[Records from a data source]
***

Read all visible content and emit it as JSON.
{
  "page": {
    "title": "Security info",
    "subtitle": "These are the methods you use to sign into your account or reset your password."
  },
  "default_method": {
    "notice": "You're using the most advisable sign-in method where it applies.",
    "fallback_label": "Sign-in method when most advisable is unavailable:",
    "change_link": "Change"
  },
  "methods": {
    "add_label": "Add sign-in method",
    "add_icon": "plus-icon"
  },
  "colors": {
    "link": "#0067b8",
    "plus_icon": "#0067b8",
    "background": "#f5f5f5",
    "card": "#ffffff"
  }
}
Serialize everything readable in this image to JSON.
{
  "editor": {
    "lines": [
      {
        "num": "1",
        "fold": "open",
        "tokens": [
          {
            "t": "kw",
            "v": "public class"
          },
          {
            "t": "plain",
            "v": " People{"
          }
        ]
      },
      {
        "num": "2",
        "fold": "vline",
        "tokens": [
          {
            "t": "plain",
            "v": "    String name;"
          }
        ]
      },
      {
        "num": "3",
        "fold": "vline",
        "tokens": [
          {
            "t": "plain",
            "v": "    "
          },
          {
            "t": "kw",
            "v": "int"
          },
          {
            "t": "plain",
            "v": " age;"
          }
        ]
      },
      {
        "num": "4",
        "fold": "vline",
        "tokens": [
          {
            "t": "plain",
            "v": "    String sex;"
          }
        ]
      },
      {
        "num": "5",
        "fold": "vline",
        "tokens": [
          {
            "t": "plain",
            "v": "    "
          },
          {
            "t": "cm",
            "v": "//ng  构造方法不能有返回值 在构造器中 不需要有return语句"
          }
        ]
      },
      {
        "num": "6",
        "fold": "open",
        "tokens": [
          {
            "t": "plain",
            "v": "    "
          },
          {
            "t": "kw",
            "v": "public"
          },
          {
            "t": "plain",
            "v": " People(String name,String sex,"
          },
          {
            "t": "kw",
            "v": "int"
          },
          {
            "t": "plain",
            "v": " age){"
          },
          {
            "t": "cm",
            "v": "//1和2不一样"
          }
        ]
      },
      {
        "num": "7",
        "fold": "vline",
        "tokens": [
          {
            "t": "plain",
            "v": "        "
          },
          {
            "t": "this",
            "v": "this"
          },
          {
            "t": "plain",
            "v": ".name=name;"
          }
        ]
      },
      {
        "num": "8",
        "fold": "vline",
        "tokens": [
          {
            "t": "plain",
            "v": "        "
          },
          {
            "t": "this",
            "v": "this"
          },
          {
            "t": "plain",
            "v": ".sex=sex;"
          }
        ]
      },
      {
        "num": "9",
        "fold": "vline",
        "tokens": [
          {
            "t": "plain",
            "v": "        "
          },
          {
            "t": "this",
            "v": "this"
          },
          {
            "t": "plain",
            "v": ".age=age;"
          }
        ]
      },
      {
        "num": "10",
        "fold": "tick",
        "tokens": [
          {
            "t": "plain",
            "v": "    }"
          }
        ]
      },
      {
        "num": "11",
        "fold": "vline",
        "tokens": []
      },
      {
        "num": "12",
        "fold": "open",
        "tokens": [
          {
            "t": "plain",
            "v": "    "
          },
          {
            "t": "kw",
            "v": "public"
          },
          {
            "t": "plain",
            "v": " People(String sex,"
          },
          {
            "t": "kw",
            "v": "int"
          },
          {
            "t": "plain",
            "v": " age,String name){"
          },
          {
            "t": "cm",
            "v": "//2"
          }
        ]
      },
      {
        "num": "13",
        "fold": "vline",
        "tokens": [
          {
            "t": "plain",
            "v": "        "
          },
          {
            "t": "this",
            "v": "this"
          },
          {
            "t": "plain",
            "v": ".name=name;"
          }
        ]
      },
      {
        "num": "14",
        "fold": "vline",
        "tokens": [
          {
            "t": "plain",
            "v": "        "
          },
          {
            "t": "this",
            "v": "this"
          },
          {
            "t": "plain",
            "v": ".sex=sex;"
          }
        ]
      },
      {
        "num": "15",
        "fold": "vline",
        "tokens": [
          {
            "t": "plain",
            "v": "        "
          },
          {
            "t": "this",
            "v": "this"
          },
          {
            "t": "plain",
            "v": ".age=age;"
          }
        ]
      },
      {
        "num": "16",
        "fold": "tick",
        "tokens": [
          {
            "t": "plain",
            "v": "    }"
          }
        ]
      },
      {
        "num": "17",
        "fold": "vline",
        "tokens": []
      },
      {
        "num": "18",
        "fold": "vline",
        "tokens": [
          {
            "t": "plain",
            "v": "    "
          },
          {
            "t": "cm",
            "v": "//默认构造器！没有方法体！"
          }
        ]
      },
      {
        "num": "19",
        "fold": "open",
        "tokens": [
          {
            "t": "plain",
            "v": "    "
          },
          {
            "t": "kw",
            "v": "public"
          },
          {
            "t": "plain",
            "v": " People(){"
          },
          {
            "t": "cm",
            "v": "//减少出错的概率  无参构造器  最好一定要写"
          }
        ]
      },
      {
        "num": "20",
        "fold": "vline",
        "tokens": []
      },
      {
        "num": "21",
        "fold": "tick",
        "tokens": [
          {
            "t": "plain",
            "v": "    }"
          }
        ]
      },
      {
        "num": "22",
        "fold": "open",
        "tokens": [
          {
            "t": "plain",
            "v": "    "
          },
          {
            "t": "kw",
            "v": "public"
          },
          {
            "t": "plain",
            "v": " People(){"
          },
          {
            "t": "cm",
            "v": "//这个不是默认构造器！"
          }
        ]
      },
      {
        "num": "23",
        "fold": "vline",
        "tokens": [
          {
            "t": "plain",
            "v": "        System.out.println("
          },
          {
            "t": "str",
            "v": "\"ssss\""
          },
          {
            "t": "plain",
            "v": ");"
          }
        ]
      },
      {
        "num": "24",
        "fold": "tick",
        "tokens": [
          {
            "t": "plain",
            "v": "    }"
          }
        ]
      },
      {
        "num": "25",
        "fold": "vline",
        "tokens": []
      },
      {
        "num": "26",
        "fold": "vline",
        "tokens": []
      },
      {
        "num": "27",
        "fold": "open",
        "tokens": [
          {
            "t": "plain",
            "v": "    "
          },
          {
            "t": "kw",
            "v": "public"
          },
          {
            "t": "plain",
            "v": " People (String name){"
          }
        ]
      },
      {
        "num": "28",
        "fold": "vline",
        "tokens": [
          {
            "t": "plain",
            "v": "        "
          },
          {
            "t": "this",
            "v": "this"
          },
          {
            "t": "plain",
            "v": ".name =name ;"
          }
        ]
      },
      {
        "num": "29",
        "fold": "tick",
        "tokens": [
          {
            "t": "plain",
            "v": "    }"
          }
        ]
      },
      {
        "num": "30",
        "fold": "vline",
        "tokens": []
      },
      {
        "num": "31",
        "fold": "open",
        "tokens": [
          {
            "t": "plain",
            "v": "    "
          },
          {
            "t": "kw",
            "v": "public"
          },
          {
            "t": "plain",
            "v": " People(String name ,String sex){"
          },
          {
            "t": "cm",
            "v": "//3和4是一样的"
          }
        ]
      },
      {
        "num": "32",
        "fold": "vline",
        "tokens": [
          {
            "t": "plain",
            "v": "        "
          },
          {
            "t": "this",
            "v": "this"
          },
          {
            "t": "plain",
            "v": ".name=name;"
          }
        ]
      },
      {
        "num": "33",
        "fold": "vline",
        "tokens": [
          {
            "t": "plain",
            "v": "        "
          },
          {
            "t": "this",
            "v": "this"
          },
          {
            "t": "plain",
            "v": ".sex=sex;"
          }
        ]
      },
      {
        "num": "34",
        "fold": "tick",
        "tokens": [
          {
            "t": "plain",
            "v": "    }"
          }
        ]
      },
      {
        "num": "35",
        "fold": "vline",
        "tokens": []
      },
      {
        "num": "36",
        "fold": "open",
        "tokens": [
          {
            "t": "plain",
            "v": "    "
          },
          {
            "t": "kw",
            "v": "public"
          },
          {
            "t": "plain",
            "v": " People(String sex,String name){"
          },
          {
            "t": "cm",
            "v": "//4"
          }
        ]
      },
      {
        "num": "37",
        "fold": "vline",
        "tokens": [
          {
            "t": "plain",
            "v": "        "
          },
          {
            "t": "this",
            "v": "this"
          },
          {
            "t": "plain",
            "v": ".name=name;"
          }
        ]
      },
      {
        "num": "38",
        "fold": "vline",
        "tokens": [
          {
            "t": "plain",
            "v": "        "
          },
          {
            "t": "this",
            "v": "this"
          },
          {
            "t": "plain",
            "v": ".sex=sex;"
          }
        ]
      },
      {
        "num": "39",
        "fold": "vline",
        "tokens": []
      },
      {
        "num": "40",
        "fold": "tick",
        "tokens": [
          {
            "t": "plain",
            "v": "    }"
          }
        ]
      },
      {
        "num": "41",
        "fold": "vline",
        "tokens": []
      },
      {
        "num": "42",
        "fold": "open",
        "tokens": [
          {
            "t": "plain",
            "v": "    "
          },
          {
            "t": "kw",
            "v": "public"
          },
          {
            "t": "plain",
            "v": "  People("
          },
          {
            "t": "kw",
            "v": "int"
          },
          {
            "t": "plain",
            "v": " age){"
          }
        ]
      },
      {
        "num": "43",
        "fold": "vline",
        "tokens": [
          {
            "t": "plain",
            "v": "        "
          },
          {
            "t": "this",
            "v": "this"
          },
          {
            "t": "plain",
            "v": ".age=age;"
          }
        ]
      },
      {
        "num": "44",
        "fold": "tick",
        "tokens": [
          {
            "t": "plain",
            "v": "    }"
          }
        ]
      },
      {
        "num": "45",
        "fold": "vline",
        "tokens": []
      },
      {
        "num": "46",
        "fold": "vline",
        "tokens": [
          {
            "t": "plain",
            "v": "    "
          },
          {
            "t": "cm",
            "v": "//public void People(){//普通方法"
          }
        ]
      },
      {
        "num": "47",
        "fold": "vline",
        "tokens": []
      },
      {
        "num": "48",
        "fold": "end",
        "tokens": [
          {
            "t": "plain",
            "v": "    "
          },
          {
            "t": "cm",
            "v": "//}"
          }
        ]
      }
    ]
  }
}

***

> _Requirements_
Show, from the material above, each line that includes the string "most".

> _Response to this task_
    "notice": "You're using the most advisable sign-in method where it applies.",
    "fallback_label": "Sign-in method when most advisable is unavailable:",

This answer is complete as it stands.